Identify all lines in the data containing the string "ml以下". Copy them out.

:::

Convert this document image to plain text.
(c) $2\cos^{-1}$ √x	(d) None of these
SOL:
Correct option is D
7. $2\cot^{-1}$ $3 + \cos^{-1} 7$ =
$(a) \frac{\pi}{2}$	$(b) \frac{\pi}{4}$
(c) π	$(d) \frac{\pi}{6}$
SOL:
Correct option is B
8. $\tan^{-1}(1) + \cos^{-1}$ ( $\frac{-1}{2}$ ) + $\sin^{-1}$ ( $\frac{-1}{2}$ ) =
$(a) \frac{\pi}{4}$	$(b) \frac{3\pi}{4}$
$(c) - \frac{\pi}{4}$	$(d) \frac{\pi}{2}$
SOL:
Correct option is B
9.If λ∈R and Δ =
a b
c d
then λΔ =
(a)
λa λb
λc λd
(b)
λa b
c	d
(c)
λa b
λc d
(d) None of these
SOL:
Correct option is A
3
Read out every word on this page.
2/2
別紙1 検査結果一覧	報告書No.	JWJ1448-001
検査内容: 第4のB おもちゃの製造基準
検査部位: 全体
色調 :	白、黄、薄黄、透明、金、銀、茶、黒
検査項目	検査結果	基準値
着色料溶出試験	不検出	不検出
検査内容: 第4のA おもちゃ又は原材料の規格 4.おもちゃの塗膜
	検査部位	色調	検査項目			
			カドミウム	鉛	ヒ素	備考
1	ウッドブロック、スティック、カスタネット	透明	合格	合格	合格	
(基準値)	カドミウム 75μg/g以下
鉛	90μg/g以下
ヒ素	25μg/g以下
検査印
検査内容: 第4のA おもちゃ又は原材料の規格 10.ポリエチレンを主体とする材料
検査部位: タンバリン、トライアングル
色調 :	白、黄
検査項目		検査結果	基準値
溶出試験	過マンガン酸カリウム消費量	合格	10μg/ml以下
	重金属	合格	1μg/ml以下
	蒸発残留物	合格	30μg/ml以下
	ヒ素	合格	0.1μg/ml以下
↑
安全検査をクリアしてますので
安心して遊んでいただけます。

:::

» The result:
溶出試験	過マンガン酸カリウム消費量	合格	10μg/ml以下
	重金属	合格	1μg/ml以下
	蒸発残留物	合格	30μg/ml以下
	ヒ素	合格	0.1μg/ml以下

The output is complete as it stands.